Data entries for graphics
>> begin
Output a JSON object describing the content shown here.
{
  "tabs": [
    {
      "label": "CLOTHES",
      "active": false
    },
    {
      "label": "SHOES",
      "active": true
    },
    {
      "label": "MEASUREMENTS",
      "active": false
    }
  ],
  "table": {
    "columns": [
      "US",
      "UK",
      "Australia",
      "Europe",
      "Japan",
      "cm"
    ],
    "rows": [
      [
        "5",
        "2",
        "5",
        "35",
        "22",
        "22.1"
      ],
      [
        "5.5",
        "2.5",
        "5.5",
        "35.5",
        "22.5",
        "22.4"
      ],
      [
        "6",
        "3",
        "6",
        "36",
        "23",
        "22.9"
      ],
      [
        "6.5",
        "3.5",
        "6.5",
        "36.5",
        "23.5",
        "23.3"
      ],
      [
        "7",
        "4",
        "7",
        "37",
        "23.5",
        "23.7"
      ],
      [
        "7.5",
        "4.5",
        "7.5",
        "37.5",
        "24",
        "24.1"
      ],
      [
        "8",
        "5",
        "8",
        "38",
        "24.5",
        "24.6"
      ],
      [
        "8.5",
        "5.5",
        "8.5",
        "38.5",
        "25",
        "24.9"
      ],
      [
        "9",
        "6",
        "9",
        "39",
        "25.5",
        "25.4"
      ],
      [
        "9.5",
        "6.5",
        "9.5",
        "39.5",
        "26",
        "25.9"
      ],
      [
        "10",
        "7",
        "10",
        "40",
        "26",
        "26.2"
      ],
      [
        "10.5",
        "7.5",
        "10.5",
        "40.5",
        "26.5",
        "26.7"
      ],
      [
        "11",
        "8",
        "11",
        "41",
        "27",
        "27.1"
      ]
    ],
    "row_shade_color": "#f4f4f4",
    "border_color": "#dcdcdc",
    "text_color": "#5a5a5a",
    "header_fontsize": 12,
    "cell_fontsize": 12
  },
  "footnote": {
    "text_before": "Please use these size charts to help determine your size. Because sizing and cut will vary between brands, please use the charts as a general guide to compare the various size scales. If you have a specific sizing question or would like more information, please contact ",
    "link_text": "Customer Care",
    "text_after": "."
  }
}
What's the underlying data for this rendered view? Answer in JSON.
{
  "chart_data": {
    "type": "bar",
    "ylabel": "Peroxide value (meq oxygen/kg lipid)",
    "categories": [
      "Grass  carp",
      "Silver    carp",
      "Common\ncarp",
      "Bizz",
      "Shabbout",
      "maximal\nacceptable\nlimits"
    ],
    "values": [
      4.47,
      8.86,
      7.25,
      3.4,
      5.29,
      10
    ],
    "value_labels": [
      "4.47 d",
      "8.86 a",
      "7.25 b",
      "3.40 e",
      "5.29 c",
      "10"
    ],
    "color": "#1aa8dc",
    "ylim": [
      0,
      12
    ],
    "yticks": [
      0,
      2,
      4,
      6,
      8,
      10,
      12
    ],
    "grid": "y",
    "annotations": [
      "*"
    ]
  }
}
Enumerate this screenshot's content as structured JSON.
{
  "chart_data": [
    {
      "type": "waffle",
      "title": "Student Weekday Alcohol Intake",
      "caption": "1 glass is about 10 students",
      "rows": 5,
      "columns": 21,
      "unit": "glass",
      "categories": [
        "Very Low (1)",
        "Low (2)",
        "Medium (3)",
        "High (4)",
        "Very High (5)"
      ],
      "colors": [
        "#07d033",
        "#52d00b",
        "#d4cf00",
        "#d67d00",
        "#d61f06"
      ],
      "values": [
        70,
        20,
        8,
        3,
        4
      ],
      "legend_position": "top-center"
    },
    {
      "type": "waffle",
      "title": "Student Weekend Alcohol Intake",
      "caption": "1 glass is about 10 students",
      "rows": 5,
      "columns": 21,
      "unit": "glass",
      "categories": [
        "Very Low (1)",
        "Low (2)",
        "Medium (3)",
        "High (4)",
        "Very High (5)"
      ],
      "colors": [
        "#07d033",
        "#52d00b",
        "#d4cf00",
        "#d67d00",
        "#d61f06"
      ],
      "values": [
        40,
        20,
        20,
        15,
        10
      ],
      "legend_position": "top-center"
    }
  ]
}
>> end
Directions for this task:
Each entry above is to be set down again in exactly the same words.

Answer to the exercise:
Output a JSON object describing the content shown here.
{
  "tabs": [
    {
      "label": "CLOTHES",
      "active": false
    },
    {
      "label": "SHOES",
      "active": true
    },
    {
      "label": "MEASUREMENTS",
      "active": false
    }
  ],
  "table": {
    "columns": [
      "US",
      "UK",
      "Australia",
      "Europe",
      "Japan",
      "cm"
    ],
    "rows": [
      [
        "5",
        "2",
        "5",
        "35",
        "22",
        "22.1"
      ],
      [
        "5.5",
        "2.5",
        "5.5",
        "35.5",
        "22.5",
        "22.4"
      ],
      [
        "6",
        "3",
        "6",
        "36",
        "23",
        "22.9"
      ],
      [
        "6.5",
        "3.5",
        "6.5",
        "36.5",
        "23.5",
        "23.3"
      ],
      [
        "7",
        "4",
        "7",
        "37",
        "23.5",
        "23.7"
      ],
      [
        "7.5",
        "4.5",
        "7.5",
        "37.5",
        "24",
        "24.1"
      ],
      [
        "8",
        "5",
        "8",
        "38",
        "24.5",
        "24.6"
      ],
      [
        "8.5",
        "5.5",
        "8.5",
        "38.5",
        "25",
        "24.9"
      ],
      [
        "9",
        "6",
        "9",
        "39",
        "25.5",
        "25.4"
      ],
      [
        "9.5",
        "6.5",
        "9.5",
        "39.5",
        "26",
        "25.9"
      ],
      [
        "10",
        "7",
        "10",
        "40",
        "26",
        "26.2"
      ],
      [
        "10.5",
        "7.5",
        "10.5",
        "40.5",
        "26.5",
        "26.7"
      ],
      [
        "11",
        "8",
        "11",
        "41",
        "27",
        "27.1"
      ]
    ],
    "row_shade_color": "#f4f4f4",
    "border_color": "#dcdcdc",
    "text_color": "#5a5a5a",
    "header_fontsize": 12,
    "cell_fontsize": 12
  },
  "footnote": {
    "text_before": "Please use these size charts to help determine your size. Because sizing and cut will vary between brands, please use the charts as a general guide to compare the various size scales. If you have a specific sizing question or would like more information, please contact ",
    "link_text": "Customer Care",
    "text_after": "."
  }
}
What's the underlying data for this rendered view? Answer in JSON.
{
  "chart_data": {
    "type": "bar",
    "ylabel": "Peroxide value (meq oxygen/kg lipid)",
    "categories": [
      "Grass  carp",
      "Silver    carp",
      "Common\ncarp",
      "Bizz",
      "Shabbout",
      "maximal\nacceptable\nlimits"
    ],
    "values": [
      4.47,
      8.86,
      7.25,
      3.4,
      5.29,
      10
    ],
    "value_labels": [
      "4.47 d",
      "8.86 a",
      "7.25 b",
      "3.40 e",
      "5.29 c",
      "10"
    ],
    "color": "#1aa8dc",
    "ylim": [
      0,
      12
    ],
    "yticks": [
      0,
      2,
      4,
      6,
      8,
      10,
      12
    ],
    "grid": "y",
    "annotations": [
      "*"
    ]
  }
}
Enumerate this screenshot's content as structured JSON.
{
  "chart_data": [
    {
      "type": "waffle",
      "title": "Student Weekday Alcohol Intake",
      "caption": "1 glass is about 10 students",
      "rows": 5,
      "columns": 21,
      "unit": "glass",
      "categories": [
        "Very Low (1)",
        "Low (2)",
        "Medium (3)",
        "High (4)",
        "Very High (5)"
      ],
      "colors": [
        "#07d033",
        "#52d00b",
        "#d4cf00",
        "#d67d00",
        "#d61f06"
      ],
      "values": [
        70,
        20,
        8,
        3,
        4
      ],
      "legend_position": "top-center"
    },
    {
      "type": "waffle",
      "title": "Student Weekend Alcohol Intake",
      "caption": "1 glass is about 10 students",
      "rows": 5,
      "columns": 21,
      "unit": "glass",
      "categories": [
        "Very Low (1)",
        "Low (2)",
        "Medium (3)",
        "High (4)",
        "Very High (5)"
      ],
      "colors": [
        "#07d033",
        "#52d00b",
        "#d4cf00",
        "#d67d00",
        "#d61f06"
      ],
      "values": [
        40,
        20,
        20,
        15,
        10
      ],
      "legend_position": "top-center"
    }
  ]
}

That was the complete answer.